*Problem details*.
Reproduce all of the data that follows, character for character.

** Begin Exercise material **

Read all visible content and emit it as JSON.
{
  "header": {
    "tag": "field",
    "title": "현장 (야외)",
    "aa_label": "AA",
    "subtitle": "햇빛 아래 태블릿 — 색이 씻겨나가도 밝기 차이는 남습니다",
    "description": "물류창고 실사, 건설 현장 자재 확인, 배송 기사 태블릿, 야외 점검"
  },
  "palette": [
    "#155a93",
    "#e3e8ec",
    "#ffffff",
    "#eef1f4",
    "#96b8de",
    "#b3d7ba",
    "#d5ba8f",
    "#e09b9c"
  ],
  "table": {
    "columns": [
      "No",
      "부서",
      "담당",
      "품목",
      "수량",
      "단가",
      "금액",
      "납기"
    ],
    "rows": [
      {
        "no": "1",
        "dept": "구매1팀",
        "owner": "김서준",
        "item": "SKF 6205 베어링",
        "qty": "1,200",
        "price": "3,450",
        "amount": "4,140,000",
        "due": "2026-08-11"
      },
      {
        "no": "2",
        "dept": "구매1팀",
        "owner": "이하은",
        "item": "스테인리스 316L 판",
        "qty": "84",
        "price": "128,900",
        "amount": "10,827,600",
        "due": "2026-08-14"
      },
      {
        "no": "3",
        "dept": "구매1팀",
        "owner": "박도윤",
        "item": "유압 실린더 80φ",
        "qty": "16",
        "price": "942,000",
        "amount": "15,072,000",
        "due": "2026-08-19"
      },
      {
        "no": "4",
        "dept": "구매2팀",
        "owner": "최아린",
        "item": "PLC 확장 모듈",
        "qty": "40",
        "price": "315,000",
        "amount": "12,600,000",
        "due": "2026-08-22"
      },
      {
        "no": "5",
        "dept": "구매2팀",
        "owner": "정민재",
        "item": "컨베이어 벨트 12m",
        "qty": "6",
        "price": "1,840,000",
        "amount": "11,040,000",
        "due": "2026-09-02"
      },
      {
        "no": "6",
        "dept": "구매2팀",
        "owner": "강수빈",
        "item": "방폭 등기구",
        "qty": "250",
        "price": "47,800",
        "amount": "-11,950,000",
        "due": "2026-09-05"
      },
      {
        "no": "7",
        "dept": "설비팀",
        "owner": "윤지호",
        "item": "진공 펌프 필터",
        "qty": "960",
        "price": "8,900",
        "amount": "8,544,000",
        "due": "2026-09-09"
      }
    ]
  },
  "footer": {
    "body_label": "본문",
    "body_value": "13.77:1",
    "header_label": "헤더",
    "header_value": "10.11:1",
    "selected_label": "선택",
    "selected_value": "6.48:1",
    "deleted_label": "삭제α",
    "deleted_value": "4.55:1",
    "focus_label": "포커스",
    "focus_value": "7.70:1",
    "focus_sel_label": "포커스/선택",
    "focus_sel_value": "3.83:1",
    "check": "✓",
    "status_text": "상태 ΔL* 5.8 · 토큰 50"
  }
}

** End Exercise material **

*Response to the exercise*.
Read all visible content and emit it as JSON.
{
  "header": {
    "tag": "field",
    "title": "현장 (야외)",
    "aa_label": "AA",
    "subtitle": "햇빛 아래 태블릿 — 색이 씻겨나가도 밝기 차이는 남습니다",
    "description": "물류창고 실사, 건설 현장 자재 확인, 배송 기사 태블릿, 야외 점검"
  },
  "palette": [
    "#155a93",
    "#e3e8ec",
    "#ffffff",
    "#eef1f4",
    "#96b8de",
    "#b3d7ba",
    "#d5ba8f",
    "#e09b9c"
  ],
  "table": {
    "columns": [
      "No",
      "부서",
      "담당",
      "품목",
      "수량",
      "단가",
      "금액",
      "납기"
    ],
    "rows": [
      {
        "no": "1",
        "dept": "구매1팀",
        "owner": "김서준",
        "item": "SKF 6205 베어링",
        "qty": "1,200",
        "price": "3,450",
        "amount": "4,140,000",
        "due": "2026-08-11"
      },
      {
        "no": "2",
        "dept": "구매1팀",
        "owner": "이하은",
        "item": "스테인리스 316L 판",
        "qty": "84",
        "price": "128,900",
        "amount": "10,827,600",
        "due": "2026-08-14"
      },
      {
        "no": "3",
        "dept": "구매1팀",
        "owner": "박도윤",
        "item": "유압 실린더 80φ",
        "qty": "16",
        "price": "942,000",
        "amount": "15,072,000",
        "due": "2026-08-19"
      },
      {
        "no": "4",
        "dept": "구매2팀",
        "owner": "최아린",
        "item": "PLC 확장 모듈",
        "qty": "40",
        "price": "315,000",
        "amount": "12,600,000",
        "due": "2026-08-22"
      },
      {
        "no": "5",
        "dept": "구매2팀",
        "owner": "정민재",
        "item": "컨베이어 벨트 12m",
        "qty": "6",
        "price": "1,840,000",
        "amount": "11,040,000",
        "due": "2026-09-02"
      },
      {
        "no": "6",
        "dept": "구매2팀",
        "owner": "강수빈",
        "item": "방폭 등기구",
        "qty": "250",
        "price": "47,800",
        "amount": "-11,950,000",
        "due": "2026-09-05"
      },
      {
        "no": "7",
        "dept": "설비팀",
        "owner": "윤지호",
        "item": "진공 펌프 필터",
        "qty": "960",
        "price": "8,900",
        "amount": "8,544,000",
        "due": "2026-09-09"
      }
    ]
  },
  "footer": {
    "body_label": "본문",
    "body_value": "13.77:1",
    "header_label": "헤더",
    "header_value": "10.11:1",
    "selected_label": "선택",
    "selected_value": "6.48:1",
    "deleted_label": "삭제α",
    "deleted_value": "4.55:1",
    "focus_label": "포커스",
    "focus_value": "7.70:1",
    "focus_sel_label": "포커스/선택",
    "focus_sel_value": "3.83:1",
    "check": "✓",
    "status_text": "상태 ΔL* 5.8 · 토큰 50"
  }
}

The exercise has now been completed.